Raw records
::::::
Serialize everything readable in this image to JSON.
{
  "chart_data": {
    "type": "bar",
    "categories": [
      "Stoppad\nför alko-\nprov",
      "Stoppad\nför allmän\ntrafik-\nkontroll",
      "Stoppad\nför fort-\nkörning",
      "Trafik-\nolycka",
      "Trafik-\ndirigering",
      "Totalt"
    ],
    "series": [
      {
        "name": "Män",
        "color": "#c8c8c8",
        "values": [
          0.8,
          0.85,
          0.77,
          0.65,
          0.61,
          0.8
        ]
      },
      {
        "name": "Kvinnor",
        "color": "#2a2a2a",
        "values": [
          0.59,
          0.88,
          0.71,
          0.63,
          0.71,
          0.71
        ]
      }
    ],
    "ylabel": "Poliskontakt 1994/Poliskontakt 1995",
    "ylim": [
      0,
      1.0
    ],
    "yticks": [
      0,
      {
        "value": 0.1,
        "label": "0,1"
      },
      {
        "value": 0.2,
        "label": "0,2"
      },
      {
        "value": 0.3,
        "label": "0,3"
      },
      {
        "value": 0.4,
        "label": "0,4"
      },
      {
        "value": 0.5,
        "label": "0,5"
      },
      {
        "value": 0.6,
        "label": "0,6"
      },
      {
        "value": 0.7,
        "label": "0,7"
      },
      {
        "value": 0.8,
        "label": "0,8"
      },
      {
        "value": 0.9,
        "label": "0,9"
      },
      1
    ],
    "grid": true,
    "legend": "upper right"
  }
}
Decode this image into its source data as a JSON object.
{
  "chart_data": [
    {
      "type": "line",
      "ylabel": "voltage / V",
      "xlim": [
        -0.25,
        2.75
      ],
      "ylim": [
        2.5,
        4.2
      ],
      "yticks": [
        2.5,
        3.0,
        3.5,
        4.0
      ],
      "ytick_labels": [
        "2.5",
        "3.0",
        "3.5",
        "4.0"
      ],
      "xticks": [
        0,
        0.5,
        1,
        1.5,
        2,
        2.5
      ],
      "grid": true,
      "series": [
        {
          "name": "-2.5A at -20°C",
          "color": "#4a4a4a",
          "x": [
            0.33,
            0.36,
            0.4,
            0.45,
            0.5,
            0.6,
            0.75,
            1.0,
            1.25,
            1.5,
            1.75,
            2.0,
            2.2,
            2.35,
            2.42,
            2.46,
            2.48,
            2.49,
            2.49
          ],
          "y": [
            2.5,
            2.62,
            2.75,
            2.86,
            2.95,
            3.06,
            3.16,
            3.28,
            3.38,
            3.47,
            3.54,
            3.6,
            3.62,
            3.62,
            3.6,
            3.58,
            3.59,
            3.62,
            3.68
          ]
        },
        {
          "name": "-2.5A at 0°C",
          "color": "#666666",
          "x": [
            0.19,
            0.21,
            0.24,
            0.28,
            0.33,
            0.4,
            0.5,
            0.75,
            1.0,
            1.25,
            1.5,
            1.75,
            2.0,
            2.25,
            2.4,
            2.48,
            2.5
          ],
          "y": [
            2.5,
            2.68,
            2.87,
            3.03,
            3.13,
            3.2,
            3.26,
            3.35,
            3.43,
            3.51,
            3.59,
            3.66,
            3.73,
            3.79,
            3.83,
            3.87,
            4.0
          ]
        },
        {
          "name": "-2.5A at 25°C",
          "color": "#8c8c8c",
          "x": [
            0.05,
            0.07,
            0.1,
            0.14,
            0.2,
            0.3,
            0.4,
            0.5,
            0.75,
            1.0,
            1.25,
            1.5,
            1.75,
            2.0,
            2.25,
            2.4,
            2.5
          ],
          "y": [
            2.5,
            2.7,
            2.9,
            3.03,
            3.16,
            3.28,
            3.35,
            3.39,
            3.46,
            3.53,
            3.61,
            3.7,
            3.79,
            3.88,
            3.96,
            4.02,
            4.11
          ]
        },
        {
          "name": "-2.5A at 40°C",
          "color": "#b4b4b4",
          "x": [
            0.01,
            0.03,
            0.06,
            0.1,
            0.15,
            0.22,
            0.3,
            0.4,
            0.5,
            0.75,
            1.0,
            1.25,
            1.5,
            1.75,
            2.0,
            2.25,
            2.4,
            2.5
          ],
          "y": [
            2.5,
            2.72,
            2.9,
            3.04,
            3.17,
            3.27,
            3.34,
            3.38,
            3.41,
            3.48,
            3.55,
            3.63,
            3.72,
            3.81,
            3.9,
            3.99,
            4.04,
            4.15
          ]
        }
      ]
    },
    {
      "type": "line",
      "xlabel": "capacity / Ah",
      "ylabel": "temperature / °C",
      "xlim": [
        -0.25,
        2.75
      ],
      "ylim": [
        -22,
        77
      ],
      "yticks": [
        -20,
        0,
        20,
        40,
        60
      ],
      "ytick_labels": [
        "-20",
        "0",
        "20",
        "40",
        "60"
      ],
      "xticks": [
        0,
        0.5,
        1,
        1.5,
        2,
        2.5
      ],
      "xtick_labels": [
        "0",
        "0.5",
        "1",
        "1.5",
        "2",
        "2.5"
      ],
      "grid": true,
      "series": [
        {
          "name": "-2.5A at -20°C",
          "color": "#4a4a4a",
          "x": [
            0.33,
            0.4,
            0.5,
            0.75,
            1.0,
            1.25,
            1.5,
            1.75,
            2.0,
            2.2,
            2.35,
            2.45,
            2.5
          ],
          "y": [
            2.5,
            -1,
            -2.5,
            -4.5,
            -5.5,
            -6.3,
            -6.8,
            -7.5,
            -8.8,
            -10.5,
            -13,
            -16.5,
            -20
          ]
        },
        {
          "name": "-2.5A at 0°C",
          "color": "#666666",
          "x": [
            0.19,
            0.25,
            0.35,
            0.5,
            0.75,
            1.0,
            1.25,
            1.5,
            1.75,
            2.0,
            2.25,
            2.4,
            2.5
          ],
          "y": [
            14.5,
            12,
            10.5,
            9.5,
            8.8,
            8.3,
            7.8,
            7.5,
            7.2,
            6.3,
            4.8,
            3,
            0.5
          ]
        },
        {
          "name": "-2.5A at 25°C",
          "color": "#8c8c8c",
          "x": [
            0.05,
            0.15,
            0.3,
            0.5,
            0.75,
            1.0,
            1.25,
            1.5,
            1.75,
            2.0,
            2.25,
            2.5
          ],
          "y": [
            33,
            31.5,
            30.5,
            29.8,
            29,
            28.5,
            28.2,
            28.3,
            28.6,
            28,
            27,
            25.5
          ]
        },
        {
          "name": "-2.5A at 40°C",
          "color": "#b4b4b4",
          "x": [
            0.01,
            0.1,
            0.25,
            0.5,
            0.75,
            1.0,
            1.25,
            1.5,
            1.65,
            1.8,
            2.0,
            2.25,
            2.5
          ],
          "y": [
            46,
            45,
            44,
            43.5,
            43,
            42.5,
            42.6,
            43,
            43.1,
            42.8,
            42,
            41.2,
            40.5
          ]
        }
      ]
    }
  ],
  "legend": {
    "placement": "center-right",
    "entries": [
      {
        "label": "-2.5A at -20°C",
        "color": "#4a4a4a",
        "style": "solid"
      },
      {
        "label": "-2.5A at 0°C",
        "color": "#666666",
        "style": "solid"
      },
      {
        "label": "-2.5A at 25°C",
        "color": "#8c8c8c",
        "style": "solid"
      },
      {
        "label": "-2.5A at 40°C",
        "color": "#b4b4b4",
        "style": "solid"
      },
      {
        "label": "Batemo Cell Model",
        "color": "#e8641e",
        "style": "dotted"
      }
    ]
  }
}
::::::
■ WHAT IS REQUIRED: Give back the whole listing exactly as it reads.

■ PROBLEM SOLUTION:
Serialize everything readable in this image to JSON.
{
  "chart_data": {
    "type": "bar",
    "categories": [
      "Stoppad\nför alko-\nprov",
      "Stoppad\nför allmän\ntrafik-\nkontroll",
      "Stoppad\nför fort-\nkörning",
      "Trafik-\nolycka",
      "Trafik-\ndirigering",
      "Totalt"
    ],
    "series": [
      {
        "name": "Män",
        "color": "#c8c8c8",
        "values": [
          0.8,
          0.85,
          0.77,
          0.65,
          0.61,
          0.8
        ]
      },
      {
        "name": "Kvinnor",
        "color": "#2a2a2a",
        "values": [
          0.59,
          0.88,
          0.71,
          0.63,
          0.71,
          0.71
        ]
      }
    ],
    "ylabel": "Poliskontakt 1994/Poliskontakt 1995",
    "ylim": [
      0,
      1.0
    ],
    "yticks": [
      0,
      {
        "value": 0.1,
        "label": "0,1"
      },
      {
        "value": 0.2,
        "label": "0,2"
      },
      {
        "value": 0.3,
        "label": "0,3"
      },
      {
        "value": 0.4,
        "label": "0,4"
      },
      {
        "value": 0.5,
        "label": "0,5"
      },
      {
        "value": 0.6,
        "label": "0,6"
      },
      {
        "value": 0.7,
        "label": "0,7"
      },
      {
        "value": 0.8,
        "label": "0,8"
      },
      {
        "value": 0.9,
        "label": "0,9"
      },
      1
    ],
    "grid": true,
    "legend": "upper right"
  }
}
Decode this image into its source data as a JSON object.
{
  "chart_data": [
    {
      "type": "line",
      "ylabel": "voltage / V",
      "xlim": [
        -0.25,
        2.75
      ],
      "ylim": [
        2.5,
        4.2
      ],
      "yticks": [
        2.5,
        3.0,
        3.5,
        4.0
      ],
      "ytick_labels": [
        "2.5",
        "3.0",
        "3.5",
        "4.0"
      ],
      "xticks": [
        0,
        0.5,
        1,
        1.5,
        2,
        2.5
      ],
      "grid": true,
      "series": [
        {
          "name": "-2.5A at -20°C",
          "color": "#4a4a4a",
          "x": [
            0.33,
            0.36,
            0.4,
            0.45,
            0.5,
            0.6,
            0.75,
            1.0,
            1.25,
            1.5,
            1.75,
            2.0,
            2.2,
            2.35,
            2.42,
            2.46,
            2.48,
            2.49,
            2.49
          ],
          "y": [
            2.5,
            2.62,
            2.75,
            2.86,
            2.95,
            3.06,
            3.16,
            3.28,
            3.38,
            3.47,
            3.54,
            3.6,
            3.62,
            3.62,
            3.6,
            3.58,
            3.59,
            3.62,
            3.68
          ]
        },
        {
          "name": "-2.5A at 0°C",
          "color": "#666666",
          "x": [
            0.19,
            0.21,
            0.24,
            0.28,
            0.33,
            0.4,
            0.5,
            0.75,
            1.0,
            1.25,
            1.5,
            1.75,
            2.0,
            2.25,
            2.4,
            2.48,
            2.5
          ],
          "y": [
            2.5,
            2.68,
            2.87,
            3.03,
            3.13,
            3.2,
            3.26,
            3.35,
            3.43,
            3.51,
            3.59,
            3.66,
            3.73,
            3.79,
            3.83,
            3.87,
            4.0
          ]
        },
        {
          "name": "-2.5A at 25°C",
          "color": "#8c8c8c",
          "x": [
            0.05,
            0.07,
            0.1,
            0.14,
            0.2,
            0.3,
            0.4,
            0.5,
            0.75,
            1.0,
            1.25,
            1.5,
            1.75,
            2.0,
            2.25,
            2.4,
            2.5
          ],
          "y": [
            2.5,
            2.7,
            2.9,
            3.03,
            3.16,
            3.28,
            3.35,
            3.39,
            3.46,
            3.53,
            3.61,
            3.7,
            3.79,
            3.88,
            3.96,
            4.02,
            4.11
          ]
        },
        {
          "name": "-2.5A at 40°C",
          "color": "#b4b4b4",
          "x": [
            0.01,
            0.03,
            0.06,
            0.1,
            0.15,
            0.22,
            0.3,
            0.4,
            0.5,
            0.75,
            1.0,
            1.25,
            1.5,
            1.75,
            2.0,
            2.25,
            2.4,
            2.5
          ],
          "y": [
            2.5,
            2.72,
            2.9,
            3.04,
            3.17,
            3.27,
            3.34,
            3.38,
            3.41,
            3.48,
            3.55,
            3.63,
            3.72,
            3.81,
            3.9,
            3.99,
            4.04,
            4.15
          ]
        }
      ]
    },
    {
      "type": "line",
      "xlabel": "capacity / Ah",
      "ylabel": "temperature / °C",
      "xlim": [
        -0.25,
        2.75
      ],
      "ylim": [
        -22,
        77
      ],
      "yticks": [
        -20,
        0,
        20,
        40,
        60
      ],
      "ytick_labels": [
        "-20",
        "0",
        "20",
        "40",
        "60"
      ],
      "xticks": [
        0,
        0.5,
        1,
        1.5,
        2,
        2.5
      ],
      "xtick_labels": [
        "0",
        "0.5",
        "1",
        "1.5",
        "2",
        "2.5"
      ],
      "grid": true,
      "series": [
        {
          "name": "-2.5A at -20°C",
          "color": "#4a4a4a",
          "x": [
            0.33,
            0.4,
            0.5,
            0.75,
            1.0,
            1.25,
            1.5,
            1.75,
            2.0,
            2.2,
            2.35,
            2.45,
            2.5
          ],
          "y": [
            2.5,
            -1,
            -2.5,
            -4.5,
            -5.5,
            -6.3,
            -6.8,
            -7.5,
            -8.8,
            -10.5,
            -13,
            -16.5,
            -20
          ]
        },
        {
          "name": "-2.5A at 0°C",
          "color": "#666666",
          "x": [
            0.19,
            0.25,
            0.35,
            0.5,
            0.75,
            1.0,
            1.25,
            1.5,
            1.75,
            2.0,
            2.25,
            2.4,
            2.5
          ],
          "y": [
            14.5,
            12,
            10.5,
            9.5,
            8.8,
            8.3,
            7.8,
            7.5,
            7.2,
            6.3,
            4.8,
            3,
            0.5
          ]
        },
        {
          "name": "-2.5A at 25°C",
          "color": "#8c8c8c",
          "x": [
            0.05,
            0.15,
            0.3,
            0.5,
            0.75,
            1.0,
            1.25,
            1.5,
            1.75,
            2.0,
            2.25,
            2.5
          ],
          "y": [
            33,
            31.5,
            30.5,
            29.8,
            29,
            28.5,
            28.2,
            28.3,
            28.6,
            28,
            27,
            25.5
          ]
        },
        {
          "name": "-2.5A at 40°C",
          "color": "#b4b4b4",
          "x": [
            0.01,
            0.1,
            0.25,
            0.5,
            0.75,
            1.0,
            1.25,
            1.5,
            1.65,
            1.8,
            2.0,
            2.25,
            2.5
          ],
          "y": [
            46,
            45,
            44,
            43.5,
            43,
            42.5,
            42.6,
            43,
            43.1,
            42.8,
            42,
            41.2,
            40.5
          ]
        }
      ]
    }
  ],
  "legend": {
    "placement": "center-right",
    "entries": [
      {
        "label": "-2.5A at -20°C",
        "color": "#4a4a4a",
        "style": "solid"
      },
      {
        "label": "-2.5A at 0°C",
        "color": "#666666",
        "style": "solid"
      },
      {
        "label": "-2.5A at 25°C",
        "color": "#8c8c8c",
        "style": "solid"
      },
      {
        "label": "-2.5A at 40°C",
        "color": "#b4b4b4",
        "style": "solid"
      },
      {
        "label": "Batemo Cell Model",
        "color": "#e8641e",
        "style": "dotted"
      }
    ]
  }
}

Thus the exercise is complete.